** EXERCISE GOAL **
Pick out every line in the items below that contains the string "google", matching case, and copy each one.

Annotated element listings
>> BEGIN
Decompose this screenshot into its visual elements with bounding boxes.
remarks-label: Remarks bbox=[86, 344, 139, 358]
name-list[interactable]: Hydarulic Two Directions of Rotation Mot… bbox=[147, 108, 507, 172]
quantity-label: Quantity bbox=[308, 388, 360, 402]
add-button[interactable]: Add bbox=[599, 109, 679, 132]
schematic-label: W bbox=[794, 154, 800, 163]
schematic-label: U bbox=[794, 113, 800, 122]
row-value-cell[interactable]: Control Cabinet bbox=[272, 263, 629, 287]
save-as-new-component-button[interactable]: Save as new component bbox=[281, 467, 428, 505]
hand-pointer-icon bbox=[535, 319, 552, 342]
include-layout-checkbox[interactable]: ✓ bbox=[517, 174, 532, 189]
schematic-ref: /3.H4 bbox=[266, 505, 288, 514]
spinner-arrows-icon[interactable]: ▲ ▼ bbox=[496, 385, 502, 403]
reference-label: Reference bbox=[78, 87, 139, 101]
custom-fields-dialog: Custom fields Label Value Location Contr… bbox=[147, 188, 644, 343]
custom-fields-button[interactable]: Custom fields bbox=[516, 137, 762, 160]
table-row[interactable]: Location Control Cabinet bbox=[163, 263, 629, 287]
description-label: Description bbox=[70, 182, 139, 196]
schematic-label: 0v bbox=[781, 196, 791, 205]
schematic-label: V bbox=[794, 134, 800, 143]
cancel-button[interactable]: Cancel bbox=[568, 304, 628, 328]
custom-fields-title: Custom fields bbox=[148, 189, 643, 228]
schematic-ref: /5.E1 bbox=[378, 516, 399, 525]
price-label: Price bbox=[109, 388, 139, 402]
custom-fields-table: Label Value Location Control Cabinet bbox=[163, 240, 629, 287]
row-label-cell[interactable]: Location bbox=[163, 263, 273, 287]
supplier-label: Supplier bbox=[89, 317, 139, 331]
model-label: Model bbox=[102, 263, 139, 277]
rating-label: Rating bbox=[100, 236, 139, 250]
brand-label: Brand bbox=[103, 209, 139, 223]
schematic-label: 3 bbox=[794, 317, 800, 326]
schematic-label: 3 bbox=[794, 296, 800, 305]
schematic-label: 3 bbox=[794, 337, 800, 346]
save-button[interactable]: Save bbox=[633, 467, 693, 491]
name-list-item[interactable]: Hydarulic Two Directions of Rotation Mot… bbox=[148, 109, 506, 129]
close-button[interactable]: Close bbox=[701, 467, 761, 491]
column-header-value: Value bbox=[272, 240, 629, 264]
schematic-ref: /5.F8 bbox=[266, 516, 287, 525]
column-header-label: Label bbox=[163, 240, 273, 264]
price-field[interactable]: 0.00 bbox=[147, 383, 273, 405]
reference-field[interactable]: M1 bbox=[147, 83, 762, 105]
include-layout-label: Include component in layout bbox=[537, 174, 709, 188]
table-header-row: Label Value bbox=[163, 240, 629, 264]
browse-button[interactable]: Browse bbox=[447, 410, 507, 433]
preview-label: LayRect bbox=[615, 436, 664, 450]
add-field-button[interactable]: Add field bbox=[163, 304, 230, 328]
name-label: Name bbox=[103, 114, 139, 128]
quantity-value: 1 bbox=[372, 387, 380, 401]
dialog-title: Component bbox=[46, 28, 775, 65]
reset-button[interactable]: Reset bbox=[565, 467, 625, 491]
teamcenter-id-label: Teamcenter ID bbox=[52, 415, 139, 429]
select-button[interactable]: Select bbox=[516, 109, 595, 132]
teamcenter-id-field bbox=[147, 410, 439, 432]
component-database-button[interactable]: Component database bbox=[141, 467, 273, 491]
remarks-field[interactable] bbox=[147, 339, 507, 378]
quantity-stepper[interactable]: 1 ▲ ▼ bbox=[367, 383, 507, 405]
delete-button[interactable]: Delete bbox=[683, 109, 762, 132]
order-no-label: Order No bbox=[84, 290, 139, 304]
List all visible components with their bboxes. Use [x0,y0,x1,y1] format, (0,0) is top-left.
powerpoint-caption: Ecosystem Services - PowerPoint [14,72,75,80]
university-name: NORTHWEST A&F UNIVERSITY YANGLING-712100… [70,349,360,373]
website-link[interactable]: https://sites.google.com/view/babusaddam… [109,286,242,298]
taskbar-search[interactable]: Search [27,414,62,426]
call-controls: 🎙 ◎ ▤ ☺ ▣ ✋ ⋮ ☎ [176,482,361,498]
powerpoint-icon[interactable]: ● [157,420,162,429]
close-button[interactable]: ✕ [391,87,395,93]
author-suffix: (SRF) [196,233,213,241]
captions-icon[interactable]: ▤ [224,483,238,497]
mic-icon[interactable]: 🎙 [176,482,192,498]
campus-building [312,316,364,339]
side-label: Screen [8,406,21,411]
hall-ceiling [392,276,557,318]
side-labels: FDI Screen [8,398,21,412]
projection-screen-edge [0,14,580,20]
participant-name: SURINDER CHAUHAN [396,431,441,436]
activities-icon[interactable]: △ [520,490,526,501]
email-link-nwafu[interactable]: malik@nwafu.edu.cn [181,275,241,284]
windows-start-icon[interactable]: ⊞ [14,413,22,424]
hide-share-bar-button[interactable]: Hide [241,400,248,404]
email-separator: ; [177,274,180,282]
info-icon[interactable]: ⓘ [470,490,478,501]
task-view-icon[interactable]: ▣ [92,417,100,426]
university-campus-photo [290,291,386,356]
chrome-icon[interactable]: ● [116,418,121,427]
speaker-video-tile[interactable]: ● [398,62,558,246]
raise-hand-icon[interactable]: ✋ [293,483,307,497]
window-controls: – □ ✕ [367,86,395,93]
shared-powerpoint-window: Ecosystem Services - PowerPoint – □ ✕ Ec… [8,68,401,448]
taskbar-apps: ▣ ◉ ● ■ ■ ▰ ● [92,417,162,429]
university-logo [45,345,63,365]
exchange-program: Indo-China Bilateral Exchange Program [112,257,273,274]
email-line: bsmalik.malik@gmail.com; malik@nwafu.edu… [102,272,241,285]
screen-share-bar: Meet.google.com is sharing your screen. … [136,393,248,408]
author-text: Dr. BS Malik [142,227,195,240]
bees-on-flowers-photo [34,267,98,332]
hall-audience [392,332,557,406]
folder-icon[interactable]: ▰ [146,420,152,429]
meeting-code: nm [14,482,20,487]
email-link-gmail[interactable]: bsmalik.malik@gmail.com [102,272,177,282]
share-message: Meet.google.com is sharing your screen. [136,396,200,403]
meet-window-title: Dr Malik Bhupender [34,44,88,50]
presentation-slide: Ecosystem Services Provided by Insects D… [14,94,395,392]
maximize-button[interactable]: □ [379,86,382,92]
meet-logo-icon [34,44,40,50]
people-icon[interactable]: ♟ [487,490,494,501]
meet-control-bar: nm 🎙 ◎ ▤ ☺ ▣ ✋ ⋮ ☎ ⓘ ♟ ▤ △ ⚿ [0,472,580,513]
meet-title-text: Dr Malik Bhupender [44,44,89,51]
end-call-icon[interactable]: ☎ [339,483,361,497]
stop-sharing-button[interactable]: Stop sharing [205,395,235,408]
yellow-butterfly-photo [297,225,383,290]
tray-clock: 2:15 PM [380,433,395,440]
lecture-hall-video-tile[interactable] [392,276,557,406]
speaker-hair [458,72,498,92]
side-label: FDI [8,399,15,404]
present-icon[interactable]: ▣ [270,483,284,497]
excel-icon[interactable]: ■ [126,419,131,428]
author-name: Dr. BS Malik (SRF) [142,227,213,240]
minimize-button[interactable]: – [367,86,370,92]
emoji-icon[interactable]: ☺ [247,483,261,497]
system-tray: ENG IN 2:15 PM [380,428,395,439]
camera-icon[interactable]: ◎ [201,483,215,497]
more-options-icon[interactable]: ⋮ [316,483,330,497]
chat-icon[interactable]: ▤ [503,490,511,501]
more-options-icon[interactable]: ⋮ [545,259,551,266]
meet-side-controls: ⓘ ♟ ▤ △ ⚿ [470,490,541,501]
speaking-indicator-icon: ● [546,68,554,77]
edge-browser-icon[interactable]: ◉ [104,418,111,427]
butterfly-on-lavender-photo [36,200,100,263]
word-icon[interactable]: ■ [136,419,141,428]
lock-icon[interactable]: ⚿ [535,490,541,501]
>> END
** OUTPUT BELOW **
website-link[interactable]: https://sites.google.com/view/babusaddam… [109,286,242,298]
screen-share-bar: Meet.google.com is sharing your screen. … [136,393,248,408]
share-message: Meet.google.com is sharing your screen. [136,396,200,403]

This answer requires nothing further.